● **TO BE DONE**
Of the lines in the records that follow, how many include the word "title"? Answer with a bare number.

● **RECORDS FOR THE TASK**

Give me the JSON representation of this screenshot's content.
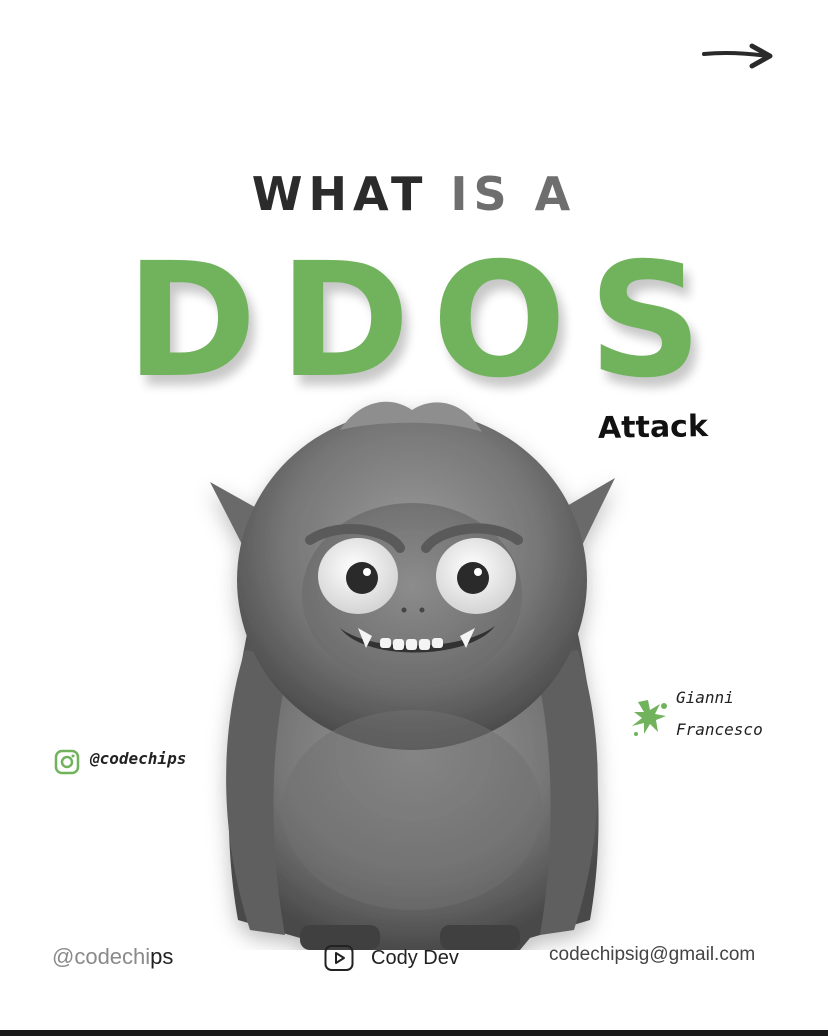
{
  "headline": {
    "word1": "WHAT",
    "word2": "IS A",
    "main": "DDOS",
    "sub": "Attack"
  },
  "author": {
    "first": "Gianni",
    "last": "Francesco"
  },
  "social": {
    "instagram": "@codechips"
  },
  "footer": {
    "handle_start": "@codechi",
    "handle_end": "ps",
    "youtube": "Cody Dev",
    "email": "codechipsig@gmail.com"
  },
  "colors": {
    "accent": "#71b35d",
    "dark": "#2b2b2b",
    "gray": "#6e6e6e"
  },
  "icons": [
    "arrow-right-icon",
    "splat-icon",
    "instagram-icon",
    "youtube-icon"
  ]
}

==

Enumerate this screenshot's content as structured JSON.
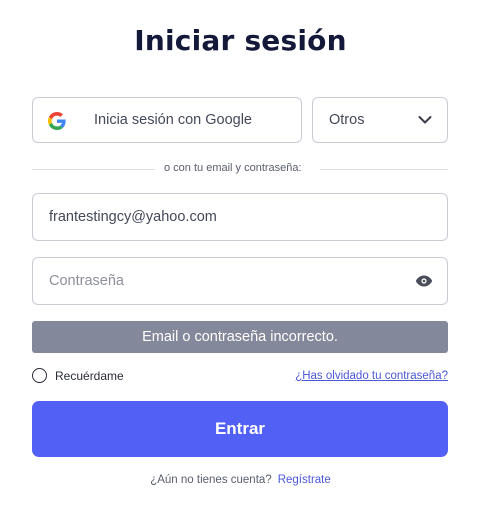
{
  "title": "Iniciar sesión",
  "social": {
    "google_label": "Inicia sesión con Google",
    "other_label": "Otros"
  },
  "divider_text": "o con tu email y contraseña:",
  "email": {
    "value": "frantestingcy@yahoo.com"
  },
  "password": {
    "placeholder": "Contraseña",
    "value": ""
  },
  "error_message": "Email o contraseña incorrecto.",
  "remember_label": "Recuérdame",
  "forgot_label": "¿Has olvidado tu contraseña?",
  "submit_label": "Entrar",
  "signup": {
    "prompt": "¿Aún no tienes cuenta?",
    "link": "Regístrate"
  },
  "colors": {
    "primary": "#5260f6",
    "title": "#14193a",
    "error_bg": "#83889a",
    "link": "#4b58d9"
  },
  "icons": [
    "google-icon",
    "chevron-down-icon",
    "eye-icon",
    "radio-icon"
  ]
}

...

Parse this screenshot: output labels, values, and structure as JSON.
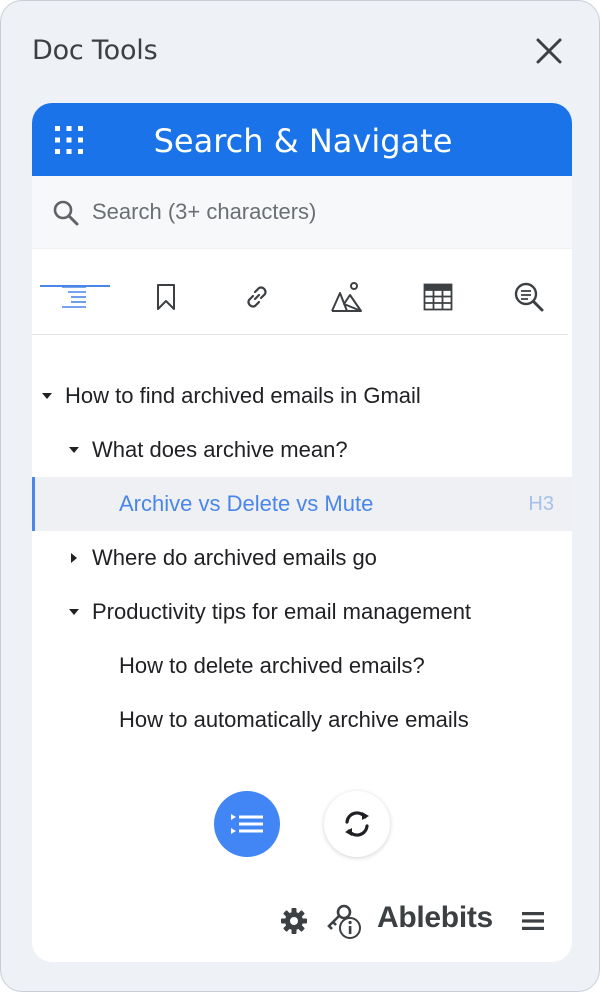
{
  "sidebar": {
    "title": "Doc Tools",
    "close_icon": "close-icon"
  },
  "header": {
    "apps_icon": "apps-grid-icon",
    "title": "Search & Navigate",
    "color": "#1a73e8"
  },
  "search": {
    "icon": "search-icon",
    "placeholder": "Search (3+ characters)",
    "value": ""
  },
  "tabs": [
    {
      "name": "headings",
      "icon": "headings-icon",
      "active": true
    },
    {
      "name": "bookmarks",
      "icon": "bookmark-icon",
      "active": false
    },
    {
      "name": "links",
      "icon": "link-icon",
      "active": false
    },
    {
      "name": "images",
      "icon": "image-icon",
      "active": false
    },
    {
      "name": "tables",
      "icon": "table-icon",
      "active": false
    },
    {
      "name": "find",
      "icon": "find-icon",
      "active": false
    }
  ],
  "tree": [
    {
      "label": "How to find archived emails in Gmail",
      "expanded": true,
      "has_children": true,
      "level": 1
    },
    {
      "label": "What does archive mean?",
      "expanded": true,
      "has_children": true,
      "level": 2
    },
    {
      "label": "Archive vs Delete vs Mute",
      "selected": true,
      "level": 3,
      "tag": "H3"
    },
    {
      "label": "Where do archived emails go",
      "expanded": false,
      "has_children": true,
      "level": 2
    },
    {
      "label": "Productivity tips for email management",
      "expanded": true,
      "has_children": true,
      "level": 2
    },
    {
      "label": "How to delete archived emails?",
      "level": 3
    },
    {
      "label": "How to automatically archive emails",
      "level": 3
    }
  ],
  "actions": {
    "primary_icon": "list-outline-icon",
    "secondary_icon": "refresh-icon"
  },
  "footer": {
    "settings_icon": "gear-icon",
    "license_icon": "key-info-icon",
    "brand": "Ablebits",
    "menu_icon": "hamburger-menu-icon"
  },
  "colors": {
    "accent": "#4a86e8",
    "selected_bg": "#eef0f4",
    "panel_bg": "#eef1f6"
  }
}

● **SOLUTION TO THE EXERCISE**
4